Required action
What is needed is every line of the data that includes the word "designed". Please copy each one.

Provided material
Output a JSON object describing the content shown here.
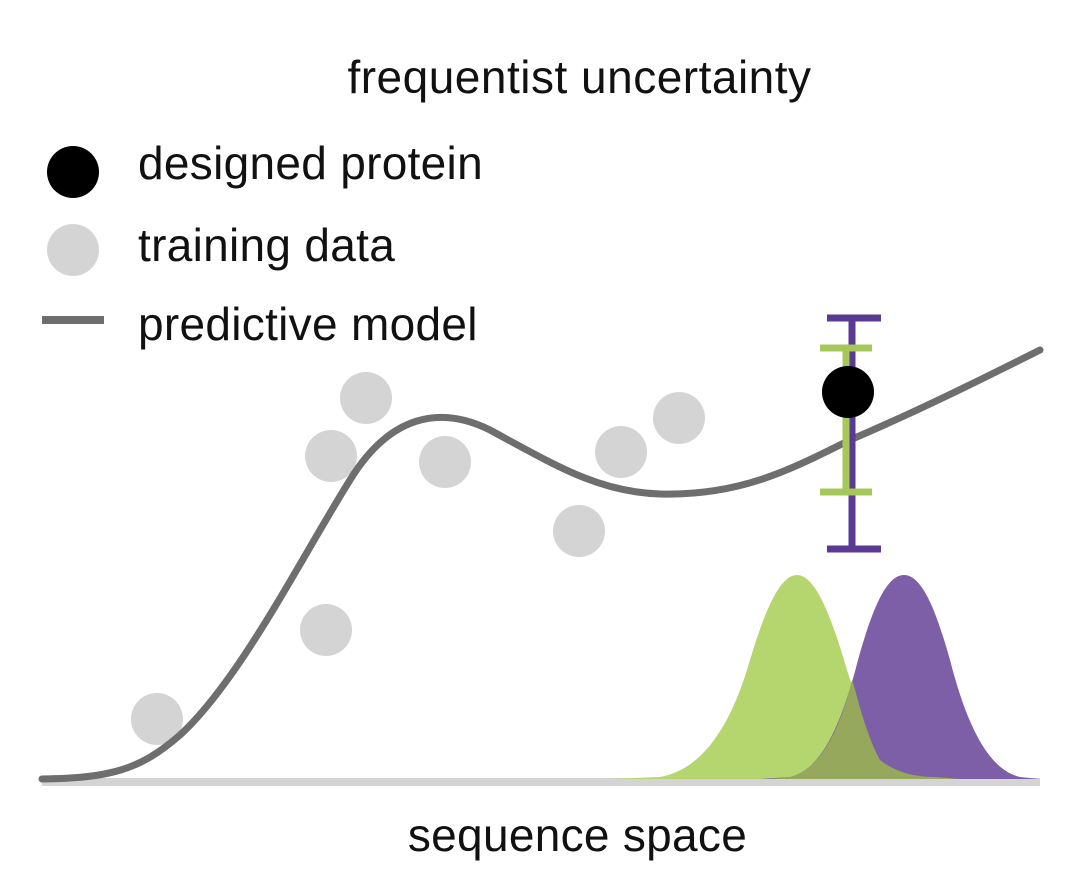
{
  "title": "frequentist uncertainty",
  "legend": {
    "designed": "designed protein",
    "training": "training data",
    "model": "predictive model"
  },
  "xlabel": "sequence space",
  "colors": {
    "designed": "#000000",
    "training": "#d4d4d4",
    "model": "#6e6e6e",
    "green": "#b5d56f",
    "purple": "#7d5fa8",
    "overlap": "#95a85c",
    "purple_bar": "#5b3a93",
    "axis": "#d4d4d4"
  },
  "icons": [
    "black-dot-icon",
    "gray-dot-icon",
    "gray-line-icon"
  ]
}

---

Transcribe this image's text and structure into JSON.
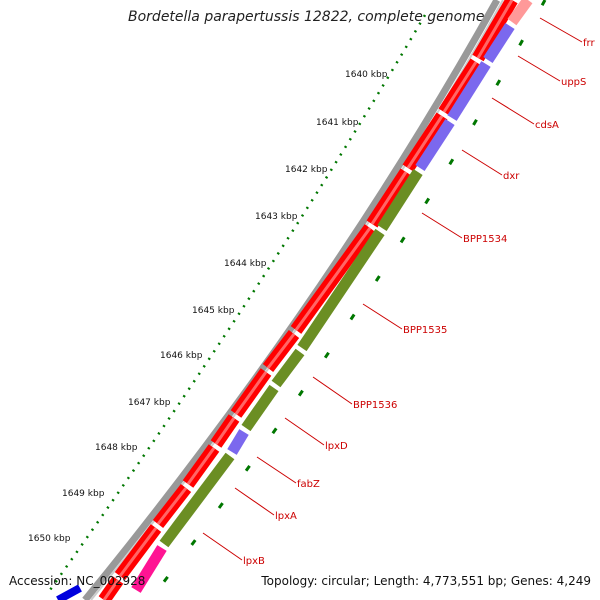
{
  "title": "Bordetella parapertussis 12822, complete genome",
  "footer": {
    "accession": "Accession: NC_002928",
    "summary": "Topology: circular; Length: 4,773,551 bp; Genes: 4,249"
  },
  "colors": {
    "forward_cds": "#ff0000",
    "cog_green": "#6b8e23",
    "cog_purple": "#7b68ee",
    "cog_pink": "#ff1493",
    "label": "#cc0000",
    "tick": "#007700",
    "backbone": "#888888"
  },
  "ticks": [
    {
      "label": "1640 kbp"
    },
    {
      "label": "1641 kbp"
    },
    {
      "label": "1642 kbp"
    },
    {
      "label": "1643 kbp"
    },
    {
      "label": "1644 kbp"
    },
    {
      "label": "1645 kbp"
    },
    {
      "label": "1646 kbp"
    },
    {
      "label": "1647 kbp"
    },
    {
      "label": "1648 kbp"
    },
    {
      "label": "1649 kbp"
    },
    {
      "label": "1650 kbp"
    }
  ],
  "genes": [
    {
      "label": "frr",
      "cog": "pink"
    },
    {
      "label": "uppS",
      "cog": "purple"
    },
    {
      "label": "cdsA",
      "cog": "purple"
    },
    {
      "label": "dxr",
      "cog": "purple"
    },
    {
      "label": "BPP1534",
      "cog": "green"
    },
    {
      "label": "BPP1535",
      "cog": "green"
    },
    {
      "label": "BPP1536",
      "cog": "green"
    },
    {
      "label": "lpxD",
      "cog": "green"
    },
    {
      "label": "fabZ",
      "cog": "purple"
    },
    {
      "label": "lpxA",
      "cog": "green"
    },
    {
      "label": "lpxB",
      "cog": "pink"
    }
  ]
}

Solved exercise
    "designed": "designed protein",
    "designed": "#000000",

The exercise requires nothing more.